State how many lines hold the string "aeroplanes". Give the number and nothing else.

***** DATA TO USE

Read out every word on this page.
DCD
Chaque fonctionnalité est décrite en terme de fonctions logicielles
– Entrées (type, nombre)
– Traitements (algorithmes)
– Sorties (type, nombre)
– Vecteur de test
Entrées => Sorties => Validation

**********
***** DATA TO USE

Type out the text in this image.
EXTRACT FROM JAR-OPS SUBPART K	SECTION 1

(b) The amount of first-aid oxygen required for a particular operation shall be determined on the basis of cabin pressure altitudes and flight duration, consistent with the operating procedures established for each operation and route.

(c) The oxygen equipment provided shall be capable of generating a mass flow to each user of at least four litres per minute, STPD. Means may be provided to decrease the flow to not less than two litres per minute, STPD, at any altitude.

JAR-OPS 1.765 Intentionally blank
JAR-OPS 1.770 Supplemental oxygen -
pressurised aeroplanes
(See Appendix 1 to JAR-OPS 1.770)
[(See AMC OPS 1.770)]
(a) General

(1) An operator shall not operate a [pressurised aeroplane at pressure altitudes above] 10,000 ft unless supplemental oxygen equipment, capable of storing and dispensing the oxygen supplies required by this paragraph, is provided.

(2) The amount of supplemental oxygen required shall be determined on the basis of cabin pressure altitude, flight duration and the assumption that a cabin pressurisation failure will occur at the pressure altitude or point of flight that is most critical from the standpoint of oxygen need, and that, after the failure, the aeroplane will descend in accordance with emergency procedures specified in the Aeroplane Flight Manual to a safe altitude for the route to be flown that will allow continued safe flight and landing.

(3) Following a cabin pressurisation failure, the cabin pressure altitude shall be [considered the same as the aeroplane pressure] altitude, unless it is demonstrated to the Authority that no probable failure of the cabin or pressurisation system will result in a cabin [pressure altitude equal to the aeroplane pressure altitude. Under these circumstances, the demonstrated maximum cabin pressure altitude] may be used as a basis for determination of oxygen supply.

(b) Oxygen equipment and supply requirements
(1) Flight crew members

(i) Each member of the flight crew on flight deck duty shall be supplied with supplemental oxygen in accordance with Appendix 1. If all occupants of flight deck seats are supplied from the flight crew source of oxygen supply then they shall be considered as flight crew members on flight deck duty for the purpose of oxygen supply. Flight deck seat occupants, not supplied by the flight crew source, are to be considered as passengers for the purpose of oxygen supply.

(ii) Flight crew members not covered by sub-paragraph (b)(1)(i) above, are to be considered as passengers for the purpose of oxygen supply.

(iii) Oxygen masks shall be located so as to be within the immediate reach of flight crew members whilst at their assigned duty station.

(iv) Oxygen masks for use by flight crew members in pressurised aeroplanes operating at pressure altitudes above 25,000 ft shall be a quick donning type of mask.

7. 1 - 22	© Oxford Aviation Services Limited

**********
***** DATA TO USE

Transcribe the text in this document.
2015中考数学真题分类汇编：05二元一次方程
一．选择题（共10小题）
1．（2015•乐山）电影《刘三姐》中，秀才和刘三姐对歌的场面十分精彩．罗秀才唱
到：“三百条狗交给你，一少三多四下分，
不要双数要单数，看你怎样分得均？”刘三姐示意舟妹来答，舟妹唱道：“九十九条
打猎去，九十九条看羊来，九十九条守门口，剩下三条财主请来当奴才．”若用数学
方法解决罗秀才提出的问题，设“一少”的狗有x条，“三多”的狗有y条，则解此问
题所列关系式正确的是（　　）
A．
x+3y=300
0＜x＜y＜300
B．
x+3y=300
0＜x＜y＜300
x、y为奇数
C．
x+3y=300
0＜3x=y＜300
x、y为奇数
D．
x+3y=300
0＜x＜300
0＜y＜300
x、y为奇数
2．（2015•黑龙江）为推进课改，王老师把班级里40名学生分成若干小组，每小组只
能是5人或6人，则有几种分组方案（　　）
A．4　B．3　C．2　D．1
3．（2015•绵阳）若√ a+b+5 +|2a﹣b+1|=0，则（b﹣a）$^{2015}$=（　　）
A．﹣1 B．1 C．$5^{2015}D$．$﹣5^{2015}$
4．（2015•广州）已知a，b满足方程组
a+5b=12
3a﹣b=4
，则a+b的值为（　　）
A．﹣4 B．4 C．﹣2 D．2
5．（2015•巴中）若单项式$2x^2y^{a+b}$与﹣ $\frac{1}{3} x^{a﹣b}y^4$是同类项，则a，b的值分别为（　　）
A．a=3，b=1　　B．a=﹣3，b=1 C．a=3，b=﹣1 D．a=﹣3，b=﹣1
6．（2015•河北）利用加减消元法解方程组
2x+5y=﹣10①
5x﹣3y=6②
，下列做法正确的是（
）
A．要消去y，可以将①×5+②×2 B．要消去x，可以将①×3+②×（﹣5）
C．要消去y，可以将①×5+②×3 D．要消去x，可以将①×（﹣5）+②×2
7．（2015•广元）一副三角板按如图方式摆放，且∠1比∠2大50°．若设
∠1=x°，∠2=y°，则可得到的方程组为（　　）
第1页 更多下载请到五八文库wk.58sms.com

**********

**FINAL RESULT**: 2